Direction> Write out each entry, exactly the way it appears.

Data shown>
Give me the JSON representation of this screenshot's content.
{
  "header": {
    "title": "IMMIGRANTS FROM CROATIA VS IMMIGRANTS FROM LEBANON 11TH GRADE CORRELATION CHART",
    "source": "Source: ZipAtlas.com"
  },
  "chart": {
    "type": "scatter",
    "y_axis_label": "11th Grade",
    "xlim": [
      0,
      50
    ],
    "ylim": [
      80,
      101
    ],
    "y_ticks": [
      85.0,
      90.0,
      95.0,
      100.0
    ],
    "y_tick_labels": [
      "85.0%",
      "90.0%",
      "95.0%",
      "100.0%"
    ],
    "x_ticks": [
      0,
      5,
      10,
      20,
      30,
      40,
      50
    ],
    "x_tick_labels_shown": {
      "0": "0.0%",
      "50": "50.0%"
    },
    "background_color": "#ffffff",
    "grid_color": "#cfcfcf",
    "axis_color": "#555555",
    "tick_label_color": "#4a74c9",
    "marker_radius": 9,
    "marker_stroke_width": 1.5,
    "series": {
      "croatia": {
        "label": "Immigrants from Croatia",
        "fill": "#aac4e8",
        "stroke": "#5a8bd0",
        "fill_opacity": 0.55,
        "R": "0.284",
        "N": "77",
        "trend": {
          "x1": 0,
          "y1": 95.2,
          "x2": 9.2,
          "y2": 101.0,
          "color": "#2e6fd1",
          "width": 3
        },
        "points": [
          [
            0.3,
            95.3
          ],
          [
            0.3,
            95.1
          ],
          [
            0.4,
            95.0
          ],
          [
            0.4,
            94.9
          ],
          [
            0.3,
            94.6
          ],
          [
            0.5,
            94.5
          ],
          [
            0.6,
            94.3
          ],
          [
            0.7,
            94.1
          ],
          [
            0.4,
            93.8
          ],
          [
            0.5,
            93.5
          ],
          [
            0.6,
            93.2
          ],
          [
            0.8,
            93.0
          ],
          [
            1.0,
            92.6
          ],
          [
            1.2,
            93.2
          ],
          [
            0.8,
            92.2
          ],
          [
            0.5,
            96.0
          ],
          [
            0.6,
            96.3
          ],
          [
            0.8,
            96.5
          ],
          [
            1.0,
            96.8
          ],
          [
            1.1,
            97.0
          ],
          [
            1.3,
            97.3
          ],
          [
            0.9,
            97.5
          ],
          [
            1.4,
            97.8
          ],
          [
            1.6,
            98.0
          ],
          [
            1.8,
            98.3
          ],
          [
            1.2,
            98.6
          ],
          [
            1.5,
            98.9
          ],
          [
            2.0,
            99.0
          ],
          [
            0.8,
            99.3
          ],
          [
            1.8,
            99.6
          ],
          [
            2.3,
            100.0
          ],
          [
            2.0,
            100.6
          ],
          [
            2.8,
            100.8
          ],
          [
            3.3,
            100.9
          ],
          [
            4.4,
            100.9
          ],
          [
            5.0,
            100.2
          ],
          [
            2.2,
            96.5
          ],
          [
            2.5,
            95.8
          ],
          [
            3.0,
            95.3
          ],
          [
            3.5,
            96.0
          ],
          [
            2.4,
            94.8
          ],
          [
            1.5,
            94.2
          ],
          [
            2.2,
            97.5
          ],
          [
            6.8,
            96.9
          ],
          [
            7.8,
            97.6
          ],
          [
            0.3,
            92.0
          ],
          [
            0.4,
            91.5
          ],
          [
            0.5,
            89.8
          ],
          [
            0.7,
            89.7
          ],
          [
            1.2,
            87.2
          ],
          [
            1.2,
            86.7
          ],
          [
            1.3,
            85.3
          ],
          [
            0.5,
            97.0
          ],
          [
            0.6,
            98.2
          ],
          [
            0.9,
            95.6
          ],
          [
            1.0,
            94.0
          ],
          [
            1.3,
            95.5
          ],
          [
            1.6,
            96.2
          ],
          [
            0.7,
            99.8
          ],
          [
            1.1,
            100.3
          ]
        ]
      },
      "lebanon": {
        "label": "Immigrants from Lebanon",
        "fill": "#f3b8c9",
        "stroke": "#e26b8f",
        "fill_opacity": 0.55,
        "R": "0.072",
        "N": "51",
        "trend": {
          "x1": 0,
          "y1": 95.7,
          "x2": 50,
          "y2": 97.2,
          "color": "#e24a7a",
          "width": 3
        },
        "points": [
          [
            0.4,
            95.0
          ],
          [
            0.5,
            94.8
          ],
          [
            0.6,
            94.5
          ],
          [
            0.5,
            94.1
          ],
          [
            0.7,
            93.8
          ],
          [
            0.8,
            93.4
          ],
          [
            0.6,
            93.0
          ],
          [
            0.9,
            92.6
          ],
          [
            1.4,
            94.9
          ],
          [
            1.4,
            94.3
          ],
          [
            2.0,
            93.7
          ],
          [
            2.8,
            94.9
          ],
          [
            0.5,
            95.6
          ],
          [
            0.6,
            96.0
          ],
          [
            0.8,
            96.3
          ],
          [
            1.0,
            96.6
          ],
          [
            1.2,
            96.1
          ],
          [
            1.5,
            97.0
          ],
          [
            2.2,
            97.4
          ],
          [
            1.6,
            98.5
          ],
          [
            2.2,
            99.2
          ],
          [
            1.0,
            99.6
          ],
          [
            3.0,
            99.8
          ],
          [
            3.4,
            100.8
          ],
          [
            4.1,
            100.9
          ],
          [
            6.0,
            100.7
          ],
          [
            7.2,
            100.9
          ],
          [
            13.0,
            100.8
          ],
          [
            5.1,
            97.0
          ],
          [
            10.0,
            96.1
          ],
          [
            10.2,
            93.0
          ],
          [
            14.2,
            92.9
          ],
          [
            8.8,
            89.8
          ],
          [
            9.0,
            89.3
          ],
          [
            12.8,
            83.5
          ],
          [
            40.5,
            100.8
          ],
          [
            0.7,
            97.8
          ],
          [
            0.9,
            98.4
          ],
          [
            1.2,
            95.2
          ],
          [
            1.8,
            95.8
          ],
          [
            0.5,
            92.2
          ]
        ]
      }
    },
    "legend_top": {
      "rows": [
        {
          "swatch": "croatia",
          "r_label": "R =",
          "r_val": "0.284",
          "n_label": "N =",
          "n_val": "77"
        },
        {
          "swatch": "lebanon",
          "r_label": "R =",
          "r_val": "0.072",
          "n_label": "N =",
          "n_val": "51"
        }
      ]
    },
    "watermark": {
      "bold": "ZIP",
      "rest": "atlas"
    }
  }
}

Exercise result>
Give me the JSON representation of this screenshot's content.
{
  "header": {
    "title": "IMMIGRANTS FROM CROATIA VS IMMIGRANTS FROM LEBANON 11TH GRADE CORRELATION CHART",
    "source": "Source: ZipAtlas.com"
  },
  "chart": {
    "type": "scatter",
    "y_axis_label": "11th Grade",
    "xlim": [
      0,
      50
    ],
    "ylim": [
      80,
      101
    ],
    "y_ticks": [
      85.0,
      90.0,
      95.0,
      100.0
    ],
    "y_tick_labels": [
      "85.0%",
      "90.0%",
      "95.0%",
      "100.0%"
    ],
    "x_ticks": [
      0,
      5,
      10,
      20,
      30,
      40,
      50
    ],
    "x_tick_labels_shown": {
      "0": "0.0%",
      "50": "50.0%"
    },
    "background_color": "#ffffff",
    "grid_color": "#cfcfcf",
    "axis_color": "#555555",
    "tick_label_color": "#4a74c9",
    "marker_radius": 9,
    "marker_stroke_width": 1.5,
    "series": {
      "croatia": {
        "label": "Immigrants from Croatia",
        "fill": "#aac4e8",
        "stroke": "#5a8bd0",
        "fill_opacity": 0.55,
        "R": "0.284",
        "N": "77",
        "trend": {
          "x1": 0,
          "y1": 95.2,
          "x2": 9.2,
          "y2": 101.0,
          "color": "#2e6fd1",
          "width": 3
        },
        "points": [
          [
            0.3,
            95.3
          ],
          [
            0.3,
            95.1
          ],
          [
            0.4,
            95.0
          ],
          [
            0.4,
            94.9
          ],
          [
            0.3,
            94.6
          ],
          [
            0.5,
            94.5
          ],
          [
            0.6,
            94.3
          ],
          [
            0.7,
            94.1
          ],
          [
            0.4,
            93.8
          ],
          [
            0.5,
            93.5
          ],
          [
            0.6,
            93.2
          ],
          [
            0.8,
            93.0
          ],
          [
            1.0,
            92.6
          ],
          [
            1.2,
            93.2
          ],
          [
            0.8,
            92.2
          ],
          [
            0.5,
            96.0
          ],
          [
            0.6,
            96.3
          ],
          [
            0.8,
            96.5
          ],
          [
            1.0,
            96.8
          ],
          [
            1.1,
            97.0
          ],
          [
            1.3,
            97.3
          ],
          [
            0.9,
            97.5
          ],
          [
            1.4,
            97.8
          ],
          [
            1.6,
            98.0
          ],
          [
            1.8,
            98.3
          ],
          [
            1.2,
            98.6
          ],
          [
            1.5,
            98.9
          ],
          [
            2.0,
            99.0
          ],
          [
            0.8,
            99.3
          ],
          [
            1.8,
            99.6
          ],
          [
            2.3,
            100.0
          ],
          [
            2.0,
            100.6
          ],
          [
            2.8,
            100.8
          ],
          [
            3.3,
            100.9
          ],
          [
            4.4,
            100.9
          ],
          [
            5.0,
            100.2
          ],
          [
            2.2,
            96.5
          ],
          [
            2.5,
            95.8
          ],
          [
            3.0,
            95.3
          ],
          [
            3.5,
            96.0
          ],
          [
            2.4,
            94.8
          ],
          [
            1.5,
            94.2
          ],
          [
            2.2,
            97.5
          ],
          [
            6.8,
            96.9
          ],
          [
            7.8,
            97.6
          ],
          [
            0.3,
            92.0
          ],
          [
            0.4,
            91.5
          ],
          [
            0.5,
            89.8
          ],
          [
            0.7,
            89.7
          ],
          [
            1.2,
            87.2
          ],
          [
            1.2,
            86.7
          ],
          [
            1.3,
            85.3
          ],
          [
            0.5,
            97.0
          ],
          [
            0.6,
            98.2
          ],
          [
            0.9,
            95.6
          ],
          [
            1.0,
            94.0
          ],
          [
            1.3,
            95.5
          ],
          [
            1.6,
            96.2
          ],
          [
            0.7,
            99.8
          ],
          [
            1.1,
            100.3
          ]
        ]
      },
      "lebanon": {
        "label": "Immigrants from Lebanon",
        "fill": "#f3b8c9",
        "stroke": "#e26b8f",
        "fill_opacity": 0.55,
        "R": "0.072",
        "N": "51",
        "trend": {
          "x1": 0,
          "y1": 95.7,
          "x2": 50,
          "y2": 97.2,
          "color": "#e24a7a",
          "width": 3
        },
        "points": [
          [
            0.4,
            95.0
          ],
          [
            0.5,
            94.8
          ],
          [
            0.6,
            94.5
          ],
          [
            0.5,
            94.1
          ],
          [
            0.7,
            93.8
          ],
          [
            0.8,
            93.4
          ],
          [
            0.6,
            93.0
          ],
          [
            0.9,
            92.6
          ],
          [
            1.4,
            94.9
          ],
          [
            1.4,
            94.3
          ],
          [
            2.0,
            93.7
          ],
          [
            2.8,
            94.9
          ],
          [
            0.5,
            95.6
          ],
          [
            0.6,
            96.0
          ],
          [
            0.8,
            96.3
          ],
          [
            1.0,
            96.6
          ],
          [
            1.2,
            96.1
          ],
          [
            1.5,
            97.0
          ],
          [
            2.2,
            97.4
          ],
          [
            1.6,
            98.5
          ],
          [
            2.2,
            99.2
          ],
          [
            1.0,
            99.6
          ],
          [
            3.0,
            99.8
          ],
          [
            3.4,
            100.8
          ],
          [
            4.1,
            100.9
          ],
          [
            6.0,
            100.7
          ],
          [
            7.2,
            100.9
          ],
          [
            13.0,
            100.8
          ],
          [
            5.1,
            97.0
          ],
          [
            10.0,
            96.1
          ],
          [
            10.2,
            93.0
          ],
          [
            14.2,
            92.9
          ],
          [
            8.8,
            89.8
          ],
          [
            9.0,
            89.3
          ],
          [
            12.8,
            83.5
          ],
          [
            40.5,
            100.8
          ],
          [
            0.7,
            97.8
          ],
          [
            0.9,
            98.4
          ],
          [
            1.2,
            95.2
          ],
          [
            1.8,
            95.8
          ],
          [
            0.5,
            92.2
          ]
        ]
      }
    },
    "legend_top": {
      "rows": [
        {
          "swatch": "croatia",
          "r_label": "R =",
          "r_val": "0.284",
          "n_label": "N =",
          "n_val": "77"
        },
        {
          "swatch": "lebanon",
          "r_label": "R =",
          "r_val": "0.072",
          "n_label": "N =",
          "n_val": "51"
        }
      ]
    },
    "watermark": {
      "bold": "ZIP",
      "rest": "atlas"
    }
  }
}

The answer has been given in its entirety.